* The problem *
In the excerpt on OX40.ADR T cells, which construct was used for all remaining studies?

* Excerpt *
....................

4-1BB costimulation in the OX40.ADR construct improved in vivo expansion and persistence of ADR T cells (supplemental Figure 7A-B), resulting in better protection against fatal xenogeneic GVHD compared with studies using a first-generation construct (OX40.ADR-1G, supplemental Figure 7C-F). Although OX40.ADR-1G T cells reduced GVHD pathology in target organs, increased infiltration and activity of (second-generation) OX40.ADR T cells resulted in elevated GVHD scores on day 12 (supplemental Figure 7G-H). However, the activity of OX40.ADR T cells did not manifest in any physical signs of GVHD, suggesting the increased pathology scores were, at least in part, driven by increased infiltration and transient local inflammation produced by ADR T cells in target tissues. As the animals receiving the second-generation OX40.ADR T cells were fully protected from GVHD for the duration of the experiment, we used this construct for all remaining studies.

....................

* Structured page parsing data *
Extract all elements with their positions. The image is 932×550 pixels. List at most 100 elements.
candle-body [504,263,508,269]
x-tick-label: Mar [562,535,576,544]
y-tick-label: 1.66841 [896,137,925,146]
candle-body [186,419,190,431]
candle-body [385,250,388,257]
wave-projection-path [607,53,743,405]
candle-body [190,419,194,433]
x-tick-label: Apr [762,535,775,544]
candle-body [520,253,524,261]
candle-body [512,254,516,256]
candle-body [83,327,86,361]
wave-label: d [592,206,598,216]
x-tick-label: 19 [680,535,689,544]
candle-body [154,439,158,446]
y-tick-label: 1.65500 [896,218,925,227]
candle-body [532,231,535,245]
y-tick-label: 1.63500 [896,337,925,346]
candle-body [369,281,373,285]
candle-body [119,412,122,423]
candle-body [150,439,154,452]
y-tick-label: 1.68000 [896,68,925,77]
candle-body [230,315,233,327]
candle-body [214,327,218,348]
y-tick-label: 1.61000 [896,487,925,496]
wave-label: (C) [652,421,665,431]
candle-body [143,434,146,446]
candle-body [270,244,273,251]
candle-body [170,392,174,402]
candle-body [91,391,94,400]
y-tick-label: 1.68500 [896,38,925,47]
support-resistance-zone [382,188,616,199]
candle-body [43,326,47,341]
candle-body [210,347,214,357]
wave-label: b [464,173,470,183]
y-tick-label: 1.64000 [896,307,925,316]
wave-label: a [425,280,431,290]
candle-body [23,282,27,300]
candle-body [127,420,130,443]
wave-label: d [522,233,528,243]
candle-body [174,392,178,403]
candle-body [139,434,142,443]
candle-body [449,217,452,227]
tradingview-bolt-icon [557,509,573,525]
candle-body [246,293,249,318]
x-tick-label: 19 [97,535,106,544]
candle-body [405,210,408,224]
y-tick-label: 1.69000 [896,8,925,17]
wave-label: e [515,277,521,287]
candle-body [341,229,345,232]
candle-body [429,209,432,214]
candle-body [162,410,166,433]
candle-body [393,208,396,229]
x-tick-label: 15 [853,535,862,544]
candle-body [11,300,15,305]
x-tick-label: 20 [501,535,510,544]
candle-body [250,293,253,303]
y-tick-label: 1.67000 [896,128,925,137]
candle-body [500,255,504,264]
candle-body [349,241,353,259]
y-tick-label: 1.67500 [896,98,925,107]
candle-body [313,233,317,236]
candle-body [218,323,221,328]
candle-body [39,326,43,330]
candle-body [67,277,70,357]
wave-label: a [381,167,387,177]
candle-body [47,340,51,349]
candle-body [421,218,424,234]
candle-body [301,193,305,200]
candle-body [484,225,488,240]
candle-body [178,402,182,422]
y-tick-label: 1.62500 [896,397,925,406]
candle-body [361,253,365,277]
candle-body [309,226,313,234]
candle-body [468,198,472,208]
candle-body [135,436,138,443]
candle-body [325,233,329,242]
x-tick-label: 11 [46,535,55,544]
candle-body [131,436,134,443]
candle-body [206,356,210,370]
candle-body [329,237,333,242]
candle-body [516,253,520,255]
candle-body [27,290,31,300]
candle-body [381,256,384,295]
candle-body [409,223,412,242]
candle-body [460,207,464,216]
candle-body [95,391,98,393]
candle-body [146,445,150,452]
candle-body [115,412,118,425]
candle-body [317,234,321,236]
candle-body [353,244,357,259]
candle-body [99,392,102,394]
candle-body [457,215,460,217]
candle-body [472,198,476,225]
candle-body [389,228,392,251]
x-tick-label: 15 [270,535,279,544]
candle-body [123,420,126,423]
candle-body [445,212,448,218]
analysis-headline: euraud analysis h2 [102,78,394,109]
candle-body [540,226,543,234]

....................

* Problem solution *
The second-generation OX40.ADR construct.